PROBLEM TO SOLVE => Search the material for the word "source" and report each line where it turns up.

Dataset listings of figures =>
((

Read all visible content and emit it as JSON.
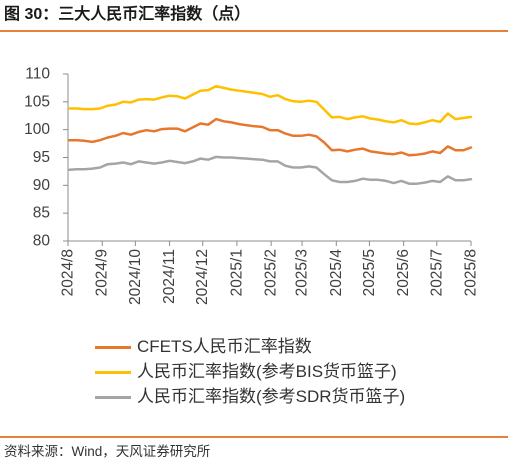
{
  "chart_data": {
    "type": "line",
    "title": "图 30：三大人民币汇率指数（点）",
    "x": [
      "2024-08-02",
      "2024-08-09",
      "2024-08-16",
      "2024-08-23",
      "2024-08-30",
      "2024-09-06",
      "2024-09-13",
      "2024-09-20",
      "2024-09-27",
      "2024-10-04",
      "2024-10-11",
      "2024-10-18",
      "2024-10-25",
      "2024-11-01",
      "2024-11-08",
      "2024-11-15",
      "2024-11-22",
      "2024-11-29",
      "2024-12-06",
      "2024-12-13",
      "2024-12-20",
      "2024-12-27",
      "2025-01-03",
      "2025-01-10",
      "2025-01-17",
      "2025-01-24",
      "2025-01-31",
      "2025-02-07",
      "2025-02-14",
      "2025-02-21",
      "2025-02-28",
      "2025-03-07",
      "2025-03-14",
      "2025-03-21",
      "2025-03-28",
      "2025-04-04",
      "2025-04-11",
      "2025-04-18",
      "2025-04-25",
      "2025-05-02",
      "2025-05-09",
      "2025-05-16",
      "2025-05-23",
      "2025-05-30",
      "2025-06-06",
      "2025-06-13",
      "2025-06-20",
      "2025-06-27",
      "2025-07-04",
      "2025-07-11",
      "2025-07-18",
      "2025-07-25",
      "2025-08-01"
    ],
    "xlim": [
      "2024-08-01",
      "2025-08-01"
    ],
    "x_ticks": [
      "2024/8",
      "2024/9",
      "2024/10",
      "2024/11",
      "2024/12",
      "2025/1",
      "2025/2",
      "2025/3",
      "2025/4",
      "2025/5",
      "2025/6",
      "2025/7",
      "2025/8"
    ],
    "ylim": [
      80,
      110
    ],
    "y_ticks": [
      80,
      85,
      90,
      95,
      100,
      105,
      110
    ],
    "grid": false,
    "legend": "bottom",
    "series": [
      {
        "name": "CFETS人民币汇率指数",
        "color": "#E8772E",
        "values": [
          98.1,
          98.1,
          98.0,
          97.8,
          98.1,
          98.6,
          98.9,
          99.4,
          99.1,
          99.6,
          99.9,
          99.7,
          100.1,
          100.2,
          100.2,
          99.7,
          100.4,
          101.1,
          100.9,
          101.9,
          101.5,
          101.3,
          101.0,
          100.8,
          100.6,
          100.5,
          99.9,
          99.9,
          99.3,
          98.9,
          98.9,
          99.1,
          98.8,
          97.7,
          96.3,
          96.4,
          96.1,
          96.4,
          96.6,
          96.1,
          95.9,
          95.7,
          95.6,
          95.9,
          95.4,
          95.5,
          95.7,
          96.1,
          95.8,
          97.0,
          96.3,
          96.3,
          96.8
        ]
      },
      {
        "name": "人民币汇率指数(参考BIS货币篮子)",
        "color": "#FFC000",
        "values": [
          103.8,
          103.8,
          103.7,
          103.7,
          103.8,
          104.3,
          104.5,
          105.0,
          104.9,
          105.4,
          105.5,
          105.4,
          105.8,
          106.1,
          106.0,
          105.6,
          106.3,
          107.0,
          107.1,
          107.8,
          107.5,
          107.2,
          107.0,
          106.8,
          106.6,
          106.4,
          105.9,
          106.2,
          105.5,
          105.1,
          105.0,
          105.2,
          105.0,
          103.6,
          102.2,
          102.3,
          101.9,
          102.2,
          102.4,
          102.0,
          101.8,
          101.5,
          101.3,
          101.7,
          101.1,
          101.0,
          101.3,
          101.7,
          101.4,
          102.9,
          101.9,
          102.1,
          102.3
        ]
      },
      {
        "name": "人民币汇率指数(参考SDR货币篮子)",
        "color": "#A5A5A5",
        "values": [
          92.8,
          92.9,
          92.9,
          93.0,
          93.2,
          93.8,
          93.9,
          94.1,
          93.8,
          94.3,
          94.1,
          93.9,
          94.1,
          94.4,
          94.2,
          94.0,
          94.3,
          94.8,
          94.6,
          95.1,
          95.0,
          95.0,
          94.9,
          94.8,
          94.7,
          94.6,
          94.3,
          94.3,
          93.5,
          93.2,
          93.2,
          93.4,
          93.2,
          92.0,
          90.9,
          90.6,
          90.6,
          90.8,
          91.2,
          91.0,
          91.0,
          90.8,
          90.4,
          90.8,
          90.3,
          90.3,
          90.5,
          90.8,
          90.6,
          91.6,
          90.9,
          90.9,
          91.1
        ]
      }
    ]
  },
  "source": "资料来源：Wind，天风证券研究所",
  "colors": {
    "rule": "#E5813A"
  }
}
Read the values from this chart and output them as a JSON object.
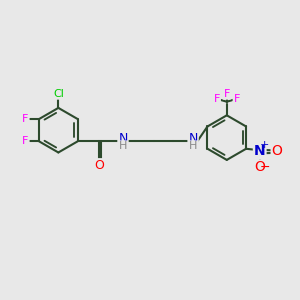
{
  "background_color": "#e8e8e8",
  "bond_color": "#2d4a2d",
  "bond_width": 1.5,
  "cl_color": "#00cc00",
  "f_color": "#ff00ff",
  "o_color": "#ff0000",
  "n_color": "#0000cc",
  "h_color": "#888888",
  "figsize": [
    3.0,
    3.0
  ],
  "dpi": 100,
  "xlim": [
    0,
    12
  ],
  "ylim": [
    0,
    10
  ]
}
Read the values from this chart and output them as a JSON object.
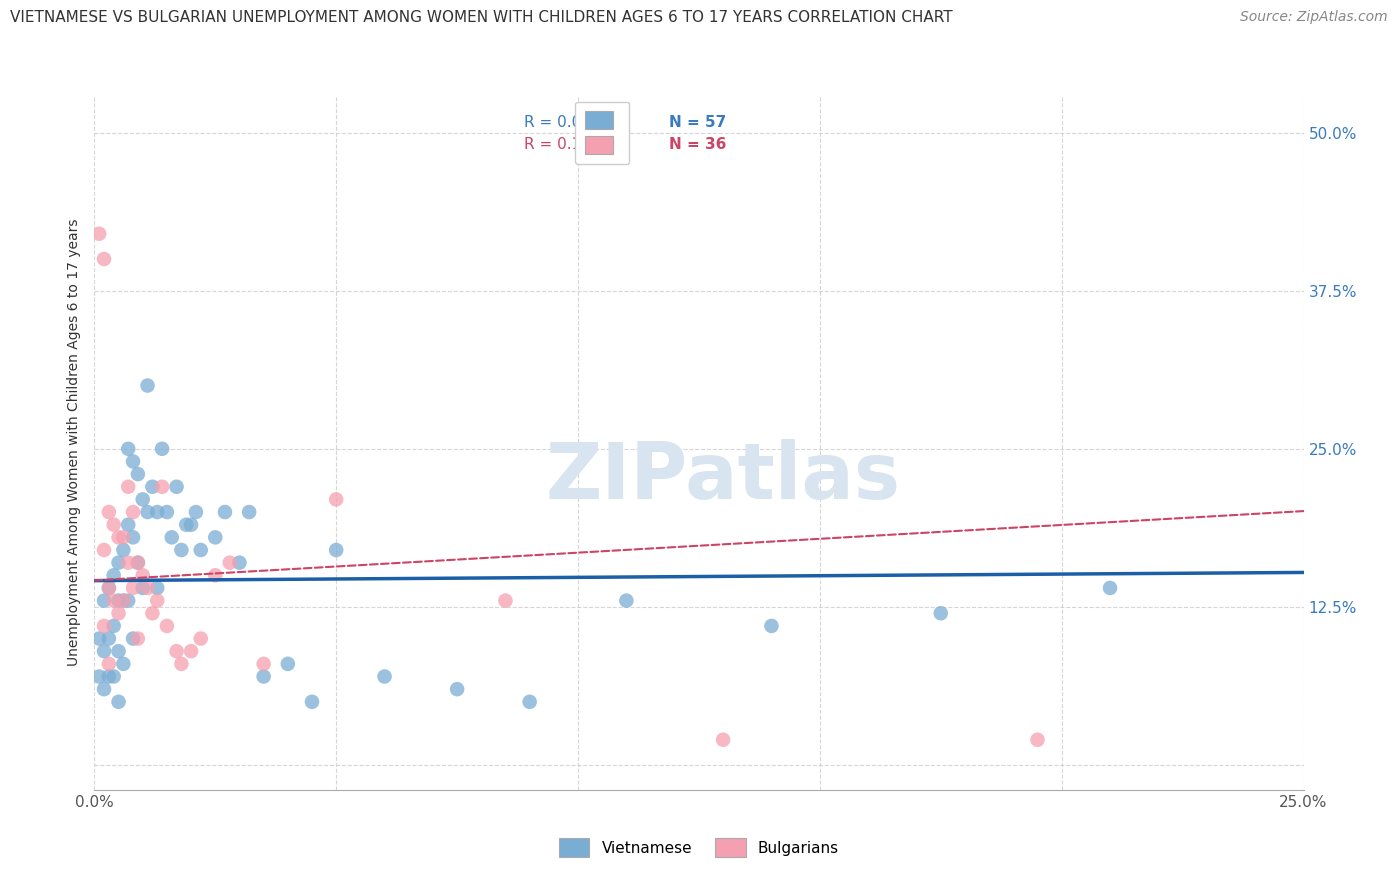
{
  "title": "VIETNAMESE VS BULGARIAN UNEMPLOYMENT AMONG WOMEN WITH CHILDREN AGES 6 TO 17 YEARS CORRELATION CHART",
  "source": "Source: ZipAtlas.com",
  "ylabel": "Unemployment Among Women with Children Ages 6 to 17 years",
  "xlim": [
    0.0,
    0.25
  ],
  "ylim": [
    -0.02,
    0.53
  ],
  "xticks": [
    0.0,
    0.05,
    0.1,
    0.15,
    0.2,
    0.25
  ],
  "xtick_labels": [
    "0.0%",
    "",
    "",
    "",
    "",
    "25.0%"
  ],
  "yticks": [
    0.0,
    0.125,
    0.25,
    0.375,
    0.5
  ],
  "ytick_labels_right": [
    "",
    "12.5%",
    "25.0%",
    "37.5%",
    "50.0%"
  ],
  "background_color": "#ffffff",
  "grid_color": "#cccccc",
  "watermark": "ZIPatlas",
  "legend_R_viet": "R = 0.018",
  "legend_N_viet": "N = 57",
  "legend_R_bulg": "R = 0.106",
  "legend_N_bulg": "N = 36",
  "viet_color": "#7aadd4",
  "bulg_color": "#f5a0b0",
  "viet_line_color": "#1a5fa8",
  "bulg_line_color": "#cc4466",
  "viet_scatter_x": [
    0.001,
    0.001,
    0.002,
    0.002,
    0.002,
    0.003,
    0.003,
    0.003,
    0.004,
    0.004,
    0.004,
    0.005,
    0.005,
    0.005,
    0.005,
    0.006,
    0.006,
    0.006,
    0.007,
    0.007,
    0.007,
    0.008,
    0.008,
    0.008,
    0.009,
    0.009,
    0.01,
    0.01,
    0.011,
    0.011,
    0.012,
    0.013,
    0.013,
    0.014,
    0.015,
    0.016,
    0.017,
    0.018,
    0.019,
    0.02,
    0.021,
    0.022,
    0.025,
    0.027,
    0.03,
    0.032,
    0.035,
    0.04,
    0.045,
    0.05,
    0.06,
    0.075,
    0.09,
    0.11,
    0.14,
    0.175,
    0.21
  ],
  "viet_scatter_y": [
    0.1,
    0.07,
    0.13,
    0.09,
    0.06,
    0.14,
    0.1,
    0.07,
    0.15,
    0.11,
    0.07,
    0.16,
    0.13,
    0.09,
    0.05,
    0.17,
    0.13,
    0.08,
    0.25,
    0.19,
    0.13,
    0.24,
    0.18,
    0.1,
    0.23,
    0.16,
    0.21,
    0.14,
    0.3,
    0.2,
    0.22,
    0.2,
    0.14,
    0.25,
    0.2,
    0.18,
    0.22,
    0.17,
    0.19,
    0.19,
    0.2,
    0.17,
    0.18,
    0.2,
    0.16,
    0.2,
    0.07,
    0.08,
    0.05,
    0.17,
    0.07,
    0.06,
    0.05,
    0.13,
    0.11,
    0.12,
    0.14
  ],
  "bulg_scatter_x": [
    0.001,
    0.002,
    0.002,
    0.002,
    0.003,
    0.003,
    0.003,
    0.004,
    0.004,
    0.005,
    0.005,
    0.006,
    0.006,
    0.007,
    0.007,
    0.008,
    0.008,
    0.009,
    0.009,
    0.01,
    0.011,
    0.012,
    0.013,
    0.014,
    0.015,
    0.017,
    0.018,
    0.02,
    0.022,
    0.025,
    0.028,
    0.035,
    0.05,
    0.085,
    0.13,
    0.195
  ],
  "bulg_scatter_y": [
    0.42,
    0.4,
    0.17,
    0.11,
    0.2,
    0.14,
    0.08,
    0.19,
    0.13,
    0.18,
    0.12,
    0.18,
    0.13,
    0.22,
    0.16,
    0.2,
    0.14,
    0.16,
    0.1,
    0.15,
    0.14,
    0.12,
    0.13,
    0.22,
    0.11,
    0.09,
    0.08,
    0.09,
    0.1,
    0.15,
    0.16,
    0.08,
    0.21,
    0.13,
    0.02,
    0.02
  ]
}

))

WRITTEN ANSWER =>
  "source": "资料来源：Wind，天风证券研究所",
  "source": "Source: ZipAtlas.com",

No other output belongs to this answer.